[Extracted records]
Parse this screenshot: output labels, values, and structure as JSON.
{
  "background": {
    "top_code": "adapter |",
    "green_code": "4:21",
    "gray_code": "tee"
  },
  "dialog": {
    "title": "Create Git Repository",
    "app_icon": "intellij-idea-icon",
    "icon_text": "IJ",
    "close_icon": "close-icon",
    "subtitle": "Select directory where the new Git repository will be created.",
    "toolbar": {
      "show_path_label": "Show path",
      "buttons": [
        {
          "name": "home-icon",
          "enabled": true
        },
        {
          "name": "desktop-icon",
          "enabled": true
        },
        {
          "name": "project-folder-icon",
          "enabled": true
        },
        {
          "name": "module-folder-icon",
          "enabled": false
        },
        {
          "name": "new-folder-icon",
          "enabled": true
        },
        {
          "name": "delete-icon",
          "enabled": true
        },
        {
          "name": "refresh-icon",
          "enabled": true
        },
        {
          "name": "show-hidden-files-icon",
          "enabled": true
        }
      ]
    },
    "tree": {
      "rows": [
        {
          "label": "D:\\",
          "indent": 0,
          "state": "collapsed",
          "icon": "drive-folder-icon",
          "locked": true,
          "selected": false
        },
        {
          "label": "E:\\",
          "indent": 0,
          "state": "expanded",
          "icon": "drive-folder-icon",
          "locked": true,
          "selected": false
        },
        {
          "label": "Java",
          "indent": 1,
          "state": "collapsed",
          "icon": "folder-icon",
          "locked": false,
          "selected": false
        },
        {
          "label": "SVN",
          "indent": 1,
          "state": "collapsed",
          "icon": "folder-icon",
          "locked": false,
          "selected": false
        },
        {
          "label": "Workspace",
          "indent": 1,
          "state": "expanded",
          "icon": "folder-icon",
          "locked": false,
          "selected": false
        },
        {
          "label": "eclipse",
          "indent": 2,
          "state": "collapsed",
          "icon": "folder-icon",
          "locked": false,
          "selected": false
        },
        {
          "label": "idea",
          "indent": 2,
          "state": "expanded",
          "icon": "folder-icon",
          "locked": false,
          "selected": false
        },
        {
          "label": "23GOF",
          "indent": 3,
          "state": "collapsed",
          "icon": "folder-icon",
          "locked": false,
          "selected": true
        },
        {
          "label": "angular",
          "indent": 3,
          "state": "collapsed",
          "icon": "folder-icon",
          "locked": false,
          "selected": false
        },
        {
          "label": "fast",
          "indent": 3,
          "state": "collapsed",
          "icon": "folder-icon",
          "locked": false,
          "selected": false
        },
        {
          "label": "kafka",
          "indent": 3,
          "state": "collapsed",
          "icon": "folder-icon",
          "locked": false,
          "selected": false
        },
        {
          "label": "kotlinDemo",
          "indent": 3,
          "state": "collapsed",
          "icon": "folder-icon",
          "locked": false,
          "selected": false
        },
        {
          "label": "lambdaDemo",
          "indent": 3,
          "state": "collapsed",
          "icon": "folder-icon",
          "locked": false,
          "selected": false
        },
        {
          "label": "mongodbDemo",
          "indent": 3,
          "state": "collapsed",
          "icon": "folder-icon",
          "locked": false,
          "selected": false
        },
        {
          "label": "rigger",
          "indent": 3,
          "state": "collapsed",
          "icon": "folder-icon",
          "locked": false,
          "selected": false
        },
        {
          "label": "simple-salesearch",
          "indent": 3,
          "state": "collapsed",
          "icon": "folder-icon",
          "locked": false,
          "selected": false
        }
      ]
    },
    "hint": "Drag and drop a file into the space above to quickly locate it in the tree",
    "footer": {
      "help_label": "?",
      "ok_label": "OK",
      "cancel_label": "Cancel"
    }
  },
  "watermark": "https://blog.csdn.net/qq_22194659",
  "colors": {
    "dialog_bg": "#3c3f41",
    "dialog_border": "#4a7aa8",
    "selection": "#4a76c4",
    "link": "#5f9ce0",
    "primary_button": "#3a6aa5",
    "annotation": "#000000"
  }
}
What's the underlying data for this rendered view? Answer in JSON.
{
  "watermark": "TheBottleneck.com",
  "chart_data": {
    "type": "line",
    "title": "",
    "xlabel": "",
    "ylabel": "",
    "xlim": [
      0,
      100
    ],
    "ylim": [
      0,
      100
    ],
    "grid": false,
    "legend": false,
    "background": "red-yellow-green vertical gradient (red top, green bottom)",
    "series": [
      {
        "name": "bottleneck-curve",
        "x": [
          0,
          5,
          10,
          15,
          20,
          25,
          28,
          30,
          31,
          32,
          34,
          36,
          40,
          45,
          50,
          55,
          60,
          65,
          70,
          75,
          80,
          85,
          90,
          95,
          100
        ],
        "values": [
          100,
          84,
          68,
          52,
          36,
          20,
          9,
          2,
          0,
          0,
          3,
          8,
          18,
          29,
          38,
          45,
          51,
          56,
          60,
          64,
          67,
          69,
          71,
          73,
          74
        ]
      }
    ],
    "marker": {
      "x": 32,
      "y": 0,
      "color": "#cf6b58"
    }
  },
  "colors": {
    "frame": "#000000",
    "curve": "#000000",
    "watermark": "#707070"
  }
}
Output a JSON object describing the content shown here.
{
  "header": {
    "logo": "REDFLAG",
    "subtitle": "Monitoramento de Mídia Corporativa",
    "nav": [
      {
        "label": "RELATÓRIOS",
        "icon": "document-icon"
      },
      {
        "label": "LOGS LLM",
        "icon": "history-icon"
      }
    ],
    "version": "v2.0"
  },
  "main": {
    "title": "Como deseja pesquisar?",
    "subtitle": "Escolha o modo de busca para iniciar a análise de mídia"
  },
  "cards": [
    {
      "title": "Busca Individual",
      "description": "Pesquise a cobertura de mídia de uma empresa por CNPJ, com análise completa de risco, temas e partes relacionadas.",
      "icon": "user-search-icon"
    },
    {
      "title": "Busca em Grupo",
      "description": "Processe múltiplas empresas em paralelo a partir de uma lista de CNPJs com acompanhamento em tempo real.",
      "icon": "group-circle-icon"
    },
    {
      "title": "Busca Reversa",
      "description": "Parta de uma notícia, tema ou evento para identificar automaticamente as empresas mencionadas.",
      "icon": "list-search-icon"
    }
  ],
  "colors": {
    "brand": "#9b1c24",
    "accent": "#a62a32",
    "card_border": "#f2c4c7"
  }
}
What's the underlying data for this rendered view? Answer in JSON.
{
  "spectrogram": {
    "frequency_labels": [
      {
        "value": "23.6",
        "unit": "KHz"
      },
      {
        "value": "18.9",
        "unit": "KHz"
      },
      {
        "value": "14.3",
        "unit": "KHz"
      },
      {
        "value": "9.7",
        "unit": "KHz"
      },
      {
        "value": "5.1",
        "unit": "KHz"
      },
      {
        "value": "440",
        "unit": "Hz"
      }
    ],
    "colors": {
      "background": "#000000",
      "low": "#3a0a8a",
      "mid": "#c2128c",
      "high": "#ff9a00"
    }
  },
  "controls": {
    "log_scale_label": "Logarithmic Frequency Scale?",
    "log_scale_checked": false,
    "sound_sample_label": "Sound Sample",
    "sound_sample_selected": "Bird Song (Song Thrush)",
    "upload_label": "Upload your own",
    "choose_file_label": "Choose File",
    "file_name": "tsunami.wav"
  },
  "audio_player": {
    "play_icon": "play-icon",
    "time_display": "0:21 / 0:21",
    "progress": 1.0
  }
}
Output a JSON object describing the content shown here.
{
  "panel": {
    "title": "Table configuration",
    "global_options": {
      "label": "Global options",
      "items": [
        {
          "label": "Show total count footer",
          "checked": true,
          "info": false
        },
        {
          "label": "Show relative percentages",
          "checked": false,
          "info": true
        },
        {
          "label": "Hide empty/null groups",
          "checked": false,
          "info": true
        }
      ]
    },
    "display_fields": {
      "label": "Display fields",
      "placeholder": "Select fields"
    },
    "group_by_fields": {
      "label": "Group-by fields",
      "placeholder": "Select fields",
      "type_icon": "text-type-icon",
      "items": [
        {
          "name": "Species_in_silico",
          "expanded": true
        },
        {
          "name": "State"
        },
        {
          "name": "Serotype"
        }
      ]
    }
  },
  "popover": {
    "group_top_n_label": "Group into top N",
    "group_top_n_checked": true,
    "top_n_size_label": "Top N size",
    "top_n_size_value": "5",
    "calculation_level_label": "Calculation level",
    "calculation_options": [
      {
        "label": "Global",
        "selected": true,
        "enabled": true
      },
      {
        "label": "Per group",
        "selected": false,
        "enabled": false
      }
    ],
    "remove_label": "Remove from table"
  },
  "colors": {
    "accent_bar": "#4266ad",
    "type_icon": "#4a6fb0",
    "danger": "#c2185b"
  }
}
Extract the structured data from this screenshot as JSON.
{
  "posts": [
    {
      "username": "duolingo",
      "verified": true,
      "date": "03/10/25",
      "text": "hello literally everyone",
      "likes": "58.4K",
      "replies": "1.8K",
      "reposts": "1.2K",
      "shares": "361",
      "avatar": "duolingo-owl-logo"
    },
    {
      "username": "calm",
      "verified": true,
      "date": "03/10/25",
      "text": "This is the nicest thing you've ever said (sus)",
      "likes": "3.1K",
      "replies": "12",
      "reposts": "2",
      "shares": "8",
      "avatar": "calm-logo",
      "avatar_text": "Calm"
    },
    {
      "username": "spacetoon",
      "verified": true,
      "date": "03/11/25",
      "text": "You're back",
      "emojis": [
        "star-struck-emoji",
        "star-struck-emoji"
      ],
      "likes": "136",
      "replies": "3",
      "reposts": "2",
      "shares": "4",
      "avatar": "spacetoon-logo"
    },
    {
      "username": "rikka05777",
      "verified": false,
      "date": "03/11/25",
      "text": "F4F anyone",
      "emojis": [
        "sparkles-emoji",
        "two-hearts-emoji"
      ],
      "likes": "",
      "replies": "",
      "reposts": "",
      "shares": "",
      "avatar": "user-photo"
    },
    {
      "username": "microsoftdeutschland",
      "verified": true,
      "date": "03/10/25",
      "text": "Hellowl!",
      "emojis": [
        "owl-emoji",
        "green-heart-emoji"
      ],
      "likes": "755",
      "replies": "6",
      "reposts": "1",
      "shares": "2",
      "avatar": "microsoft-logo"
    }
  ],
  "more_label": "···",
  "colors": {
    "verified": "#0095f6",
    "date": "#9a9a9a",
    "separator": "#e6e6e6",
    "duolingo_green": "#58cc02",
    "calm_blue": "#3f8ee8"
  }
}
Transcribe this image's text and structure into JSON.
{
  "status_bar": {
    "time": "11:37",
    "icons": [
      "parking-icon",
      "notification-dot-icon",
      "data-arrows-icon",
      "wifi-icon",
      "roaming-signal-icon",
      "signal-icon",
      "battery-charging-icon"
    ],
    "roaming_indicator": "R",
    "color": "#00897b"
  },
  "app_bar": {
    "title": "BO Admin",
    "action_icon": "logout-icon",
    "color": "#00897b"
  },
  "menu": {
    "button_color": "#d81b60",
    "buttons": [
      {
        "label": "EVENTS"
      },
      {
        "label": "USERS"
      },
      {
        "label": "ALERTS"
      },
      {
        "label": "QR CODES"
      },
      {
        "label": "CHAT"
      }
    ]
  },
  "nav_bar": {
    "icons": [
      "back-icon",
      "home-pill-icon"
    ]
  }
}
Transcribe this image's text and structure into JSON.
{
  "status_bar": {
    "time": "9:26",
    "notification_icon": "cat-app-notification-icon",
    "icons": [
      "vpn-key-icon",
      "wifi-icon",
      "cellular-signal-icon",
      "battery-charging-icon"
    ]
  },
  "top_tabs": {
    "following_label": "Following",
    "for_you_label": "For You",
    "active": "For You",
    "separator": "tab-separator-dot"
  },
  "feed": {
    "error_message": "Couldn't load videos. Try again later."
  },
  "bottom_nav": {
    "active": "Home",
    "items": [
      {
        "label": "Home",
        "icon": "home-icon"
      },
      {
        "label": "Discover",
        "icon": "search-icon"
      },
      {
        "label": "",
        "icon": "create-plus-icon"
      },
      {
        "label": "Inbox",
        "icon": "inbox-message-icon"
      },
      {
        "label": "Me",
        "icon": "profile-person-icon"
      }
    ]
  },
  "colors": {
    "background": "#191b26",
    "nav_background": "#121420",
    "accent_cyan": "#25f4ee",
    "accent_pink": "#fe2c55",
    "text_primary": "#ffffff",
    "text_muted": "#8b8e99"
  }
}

* DESCRIPTION OF THE TASK *
Copy each line of the data above that holds "values".

* FINAL RESULT *
Parse this screenshot: output labels, values, and structure as JSON.
        "values": [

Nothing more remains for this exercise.